→ GIVEN REQUEST: Copy out the listing that follows, exactly, without its pictures.

→ PROVIDED MATERIAL:
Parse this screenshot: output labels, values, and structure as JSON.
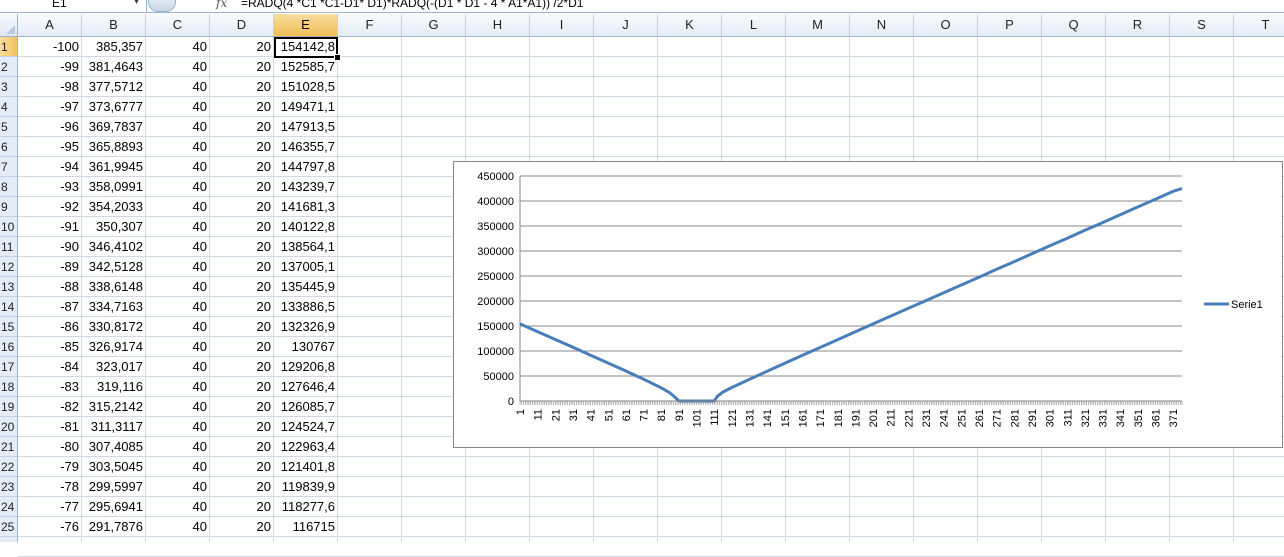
{
  "formula_bar": {
    "name_box": "E1",
    "fx": "fx",
    "formula": "=RADQ(4 *C1 *C1-D1* D1)*RADQ(-(D1 * D1 - 4 * A1*A1)) /2*D1"
  },
  "columns": [
    "A",
    "B",
    "C",
    "D",
    "E",
    "F",
    "G",
    "H",
    "I",
    "J",
    "K",
    "L",
    "M",
    "N",
    "O",
    "P",
    "Q",
    "R",
    "S",
    "T"
  ],
  "active_column": "E",
  "active_row": 1,
  "rows": [
    {
      "n": "1",
      "a": "-100",
      "b": "385,357",
      "c": "40",
      "d": "20",
      "e": "154142,8"
    },
    {
      "n": "2",
      "a": "-99",
      "b": "381,4643",
      "c": "40",
      "d": "20",
      "e": "152585,7"
    },
    {
      "n": "3",
      "a": "-98",
      "b": "377,5712",
      "c": "40",
      "d": "20",
      "e": "151028,5"
    },
    {
      "n": "4",
      "a": "-97",
      "b": "373,6777",
      "c": "40",
      "d": "20",
      "e": "149471,1"
    },
    {
      "n": "5",
      "a": "-96",
      "b": "369,7837",
      "c": "40",
      "d": "20",
      "e": "147913,5"
    },
    {
      "n": "6",
      "a": "-95",
      "b": "365,8893",
      "c": "40",
      "d": "20",
      "e": "146355,7"
    },
    {
      "n": "7",
      "a": "-94",
      "b": "361,9945",
      "c": "40",
      "d": "20",
      "e": "144797,8"
    },
    {
      "n": "8",
      "a": "-93",
      "b": "358,0991",
      "c": "40",
      "d": "20",
      "e": "143239,7"
    },
    {
      "n": "9",
      "a": "-92",
      "b": "354,2033",
      "c": "40",
      "d": "20",
      "e": "141681,3"
    },
    {
      "n": "10",
      "a": "-91",
      "b": "350,307",
      "c": "40",
      "d": "20",
      "e": "140122,8"
    },
    {
      "n": "11",
      "a": "-90",
      "b": "346,4102",
      "c": "40",
      "d": "20",
      "e": "138564,1"
    },
    {
      "n": "12",
      "a": "-89",
      "b": "342,5128",
      "c": "40",
      "d": "20",
      "e": "137005,1"
    },
    {
      "n": "13",
      "a": "-88",
      "b": "338,6148",
      "c": "40",
      "d": "20",
      "e": "135445,9"
    },
    {
      "n": "14",
      "a": "-87",
      "b": "334,7163",
      "c": "40",
      "d": "20",
      "e": "133886,5"
    },
    {
      "n": "15",
      "a": "-86",
      "b": "330,8172",
      "c": "40",
      "d": "20",
      "e": "132326,9"
    },
    {
      "n": "16",
      "a": "-85",
      "b": "326,9174",
      "c": "40",
      "d": "20",
      "e": "130767"
    },
    {
      "n": "17",
      "a": "-84",
      "b": "323,017",
      "c": "40",
      "d": "20",
      "e": "129206,8"
    },
    {
      "n": "18",
      "a": "-83",
      "b": "319,116",
      "c": "40",
      "d": "20",
      "e": "127646,4"
    },
    {
      "n": "19",
      "a": "-82",
      "b": "315,2142",
      "c": "40",
      "d": "20",
      "e": "126085,7"
    },
    {
      "n": "20",
      "a": "-81",
      "b": "311,3117",
      "c": "40",
      "d": "20",
      "e": "124524,7"
    },
    {
      "n": "21",
      "a": "-80",
      "b": "307,4085",
      "c": "40",
      "d": "20",
      "e": "122963,4"
    },
    {
      "n": "22",
      "a": "-79",
      "b": "303,5045",
      "c": "40",
      "d": "20",
      "e": "121401,8"
    },
    {
      "n": "23",
      "a": "-78",
      "b": "299,5997",
      "c": "40",
      "d": "20",
      "e": "119839,9"
    },
    {
      "n": "24",
      "a": "-77",
      "b": "295,6941",
      "c": "40",
      "d": "20",
      "e": "118277,6"
    },
    {
      "n": "25",
      "a": "-76",
      "b": "291,7876",
      "c": "40",
      "d": "20",
      "e": "116715"
    }
  ],
  "chart_data": {
    "type": "line",
    "title": "",
    "xlabel": "",
    "ylabel": "",
    "ylim": [
      0,
      450000
    ],
    "yticks": [
      "450000",
      "400000",
      "350000",
      "300000",
      "250000",
      "200000",
      "150000",
      "100000",
      "50000",
      "0"
    ],
    "xticks": [
      "1",
      "11",
      "21",
      "31",
      "41",
      "51",
      "61",
      "71",
      "81",
      "91",
      "101",
      "111",
      "121",
      "131",
      "141",
      "151",
      "161",
      "171",
      "181",
      "191",
      "201",
      "211",
      "221",
      "231",
      "241",
      "251",
      "261",
      "271",
      "281",
      "291",
      "301",
      "311",
      "321",
      "331",
      "341",
      "351",
      "361",
      "371"
    ],
    "xlim": [
      1,
      376
    ],
    "grid": true,
    "legend": "right",
    "series": [
      {
        "name": "Serie1",
        "color": "#4a7ebb",
        "points": [
          {
            "x": 1,
            "y": 154143
          },
          {
            "x": 11,
            "y": 138564
          },
          {
            "x": 21,
            "y": 122963
          },
          {
            "x": 31,
            "y": 107335
          },
          {
            "x": 41,
            "y": 91652
          },
          {
            "x": 51,
            "y": 75900
          },
          {
            "x": 61,
            "y": 59980
          },
          {
            "x": 71,
            "y": 43700
          },
          {
            "x": 81,
            "y": 26500
          },
          {
            "x": 86,
            "y": 16000
          },
          {
            "x": 89,
            "y": 7000
          },
          {
            "x": 91,
            "y": 0
          },
          {
            "x": 111,
            "y": 0
          },
          {
            "x": 113,
            "y": 10000
          },
          {
            "x": 116,
            "y": 18000
          },
          {
            "x": 121,
            "y": 27000
          },
          {
            "x": 131,
            "y": 43500
          },
          {
            "x": 141,
            "y": 59500
          },
          {
            "x": 151,
            "y": 75500
          },
          {
            "x": 161,
            "y": 91500
          },
          {
            "x": 171,
            "y": 107000
          },
          {
            "x": 181,
            "y": 122800
          },
          {
            "x": 191,
            "y": 138500
          },
          {
            "x": 201,
            "y": 154100
          },
          {
            "x": 211,
            "y": 169700
          },
          {
            "x": 221,
            "y": 185300
          },
          {
            "x": 231,
            "y": 200900
          },
          {
            "x": 241,
            "y": 216500
          },
          {
            "x": 251,
            "y": 232100
          },
          {
            "x": 261,
            "y": 247700
          },
          {
            "x": 271,
            "y": 263300
          },
          {
            "x": 281,
            "y": 278900
          },
          {
            "x": 291,
            "y": 294500
          },
          {
            "x": 301,
            "y": 310100
          },
          {
            "x": 311,
            "y": 325700
          },
          {
            "x": 321,
            "y": 341300
          },
          {
            "x": 331,
            "y": 356900
          },
          {
            "x": 341,
            "y": 372500
          },
          {
            "x": 351,
            "y": 388100
          },
          {
            "x": 361,
            "y": 403700
          },
          {
            "x": 371,
            "y": 419300
          },
          {
            "x": 376,
            "y": 425000
          }
        ]
      }
    ]
  }
}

→ REPLY:
Parse this screenshot: output labels, values, and structure as JSON.
{
  "formula_bar": {
    "name_box": "E1",
    "fx": "fx",
    "formula": "=RADQ(4 *C1 *C1-D1* D1)*RADQ(-(D1 * D1 - 4 * A1*A1)) /2*D1"
  },
  "columns": [
    "A",
    "B",
    "C",
    "D",
    "E",
    "F",
    "G",
    "H",
    "I",
    "J",
    "K",
    "L",
    "M",
    "N",
    "O",
    "P",
    "Q",
    "R",
    "S",
    "T"
  ],
  "active_column": "E",
  "active_row": 1,
  "rows": [
    {
      "n": "1",
      "a": "-100",
      "b": "385,357",
      "c": "40",
      "d": "20",
      "e": "154142,8"
    },
    {
      "n": "2",
      "a": "-99",
      "b": "381,4643",
      "c": "40",
      "d": "20",
      "e": "152585,7"
    },
    {
      "n": "3",
      "a": "-98",
      "b": "377,5712",
      "c": "40",
      "d": "20",
      "e": "151028,5"
    },
    {
      "n": "4",
      "a": "-97",
      "b": "373,6777",
      "c": "40",
      "d": "20",
      "e": "149471,1"
    },
    {
      "n": "5",
      "a": "-96",
      "b": "369,7837",
      "c": "40",
      "d": "20",
      "e": "147913,5"
    },
    {
      "n": "6",
      "a": "-95",
      "b": "365,8893",
      "c": "40",
      "d": "20",
      "e": "146355,7"
    },
    {
      "n": "7",
      "a": "-94",
      "b": "361,9945",
      "c": "40",
      "d": "20",
      "e": "144797,8"
    },
    {
      "n": "8",
      "a": "-93",
      "b": "358,0991",
      "c": "40",
      "d": "20",
      "e": "143239,7"
    },
    {
      "n": "9",
      "a": "-92",
      "b": "354,2033",
      "c": "40",
      "d": "20",
      "e": "141681,3"
    },
    {
      "n": "10",
      "a": "-91",
      "b": "350,307",
      "c": "40",
      "d": "20",
      "e": "140122,8"
    },
    {
      "n": "11",
      "a": "-90",
      "b": "346,4102",
      "c": "40",
      "d": "20",
      "e": "138564,1"
    },
    {
      "n": "12",
      "a": "-89",
      "b": "342,5128",
      "c": "40",
      "d": "20",
      "e": "137005,1"
    },
    {
      "n": "13",
      "a": "-88",
      "b": "338,6148",
      "c": "40",
      "d": "20",
      "e": "135445,9"
    },
    {
      "n": "14",
      "a": "-87",
      "b": "334,7163",
      "c": "40",
      "d": "20",
      "e": "133886,5"
    },
    {
      "n": "15",
      "a": "-86",
      "b": "330,8172",
      "c": "40",
      "d": "20",
      "e": "132326,9"
    },
    {
      "n": "16",
      "a": "-85",
      "b": "326,9174",
      "c": "40",
      "d": "20",
      "e": "130767"
    },
    {
      "n": "17",
      "a": "-84",
      "b": "323,017",
      "c": "40",
      "d": "20",
      "e": "129206,8"
    },
    {
      "n": "18",
      "a": "-83",
      "b": "319,116",
      "c": "40",
      "d": "20",
      "e": "127646,4"
    },
    {
      "n": "19",
      "a": "-82",
      "b": "315,2142",
      "c": "40",
      "d": "20",
      "e": "126085,7"
    },
    {
      "n": "20",
      "a": "-81",
      "b": "311,3117",
      "c": "40",
      "d": "20",
      "e": "124524,7"
    },
    {
      "n": "21",
      "a": "-80",
      "b": "307,4085",
      "c": "40",
      "d": "20",
      "e": "122963,4"
    },
    {
      "n": "22",
      "a": "-79",
      "b": "303,5045",
      "c": "40",
      "d": "20",
      "e": "121401,8"
    },
    {
      "n": "23",
      "a": "-78",
      "b": "299,5997",
      "c": "40",
      "d": "20",
      "e": "119839,9"
    },
    {
      "n": "24",
      "a": "-77",
      "b": "295,6941",
      "c": "40",
      "d": "20",
      "e": "118277,6"
    },
    {
      "n": "25",
      "a": "-76",
      "b": "291,7876",
      "c": "40",
      "d": "20",
      "e": "116715"
    }
  ],
  "chart_data": {
    "type": "line",
    "title": "",
    "xlabel": "",
    "ylabel": "",
    "ylim": [
      0,
      450000
    ],
    "yticks": [
      "450000",
      "400000",
      "350000",
      "300000",
      "250000",
      "200000",
      "150000",
      "100000",
      "50000",
      "0"
    ],
    "xticks": [
      "1",
      "11",
      "21",
      "31",
      "41",
      "51",
      "61",
      "71",
      "81",
      "91",
      "101",
      "111",
      "121",
      "131",
      "141",
      "151",
      "161",
      "171",
      "181",
      "191",
      "201",
      "211",
      "221",
      "231",
      "241",
      "251",
      "261",
      "271",
      "281",
      "291",
      "301",
      "311",
      "321",
      "331",
      "341",
      "351",
      "361",
      "371"
    ],
    "xlim": [
      1,
      376
    ],
    "grid": true,
    "legend": "right",
    "series": [
      {
        "name": "Serie1",
        "color": "#4a7ebb",
        "points": [
          {
            "x": 1,
            "y": 154143
          },
          {
            "x": 11,
            "y": 138564
          },
          {
            "x": 21,
            "y": 122963
          },
          {
            "x": 31,
            "y": 107335
          },
          {
            "x": 41,
            "y": 91652
          },
          {
            "x": 51,
            "y": 75900
          },
          {
            "x": 61,
            "y": 59980
          },
          {
            "x": 71,
            "y": 43700
          },
          {
            "x": 81,
            "y": 26500
          },
          {
            "x": 86,
            "y": 16000
          },
          {
            "x": 89,
            "y": 7000
          },
          {
            "x": 91,
            "y": 0
          },
          {
            "x": 111,
            "y": 0
          },
          {
            "x": 113,
            "y": 10000
          },
          {
            "x": 116,
            "y": 18000
          },
          {
            "x": 121,
            "y": 27000
          },
          {
            "x": 131,
            "y": 43500
          },
          {
            "x": 141,
            "y": 59500
          },
          {
            "x": 151,
            "y": 75500
          },
          {
            "x": 161,
            "y": 91500
          },
          {
            "x": 171,
            "y": 107000
          },
          {
            "x": 181,
            "y": 122800
          },
          {
            "x": 191,
            "y": 138500
          },
          {
            "x": 201,
            "y": 154100
          },
          {
            "x": 211,
            "y": 169700
          },
          {
            "x": 221,
            "y": 185300
          },
          {
            "x": 231,
            "y": 200900
          },
          {
            "x": 241,
            "y": 216500
          },
          {
            "x": 251,
            "y": 232100
          },
          {
            "x": 261,
            "y": 247700
          },
          {
            "x": 271,
            "y": 263300
          },
          {
            "x": 281,
            "y": 278900
          },
          {
            "x": 291,
            "y": 294500
          },
          {
            "x": 301,
            "y": 310100
          },
          {
            "x": 311,
            "y": 325700
          },
          {
            "x": 321,
            "y": 341300
          },
          {
            "x": 331,
            "y": 356900
          },
          {
            "x": 341,
            "y": 372500
          },
          {
            "x": 351,
            "y": 388100
          },
          {
            "x": 361,
            "y": 403700
          },
          {
            "x": 371,
            "y": 419300
          },
          {
            "x": 376,
            "y": 425000
          }
        ]
      }
    ]
  }
}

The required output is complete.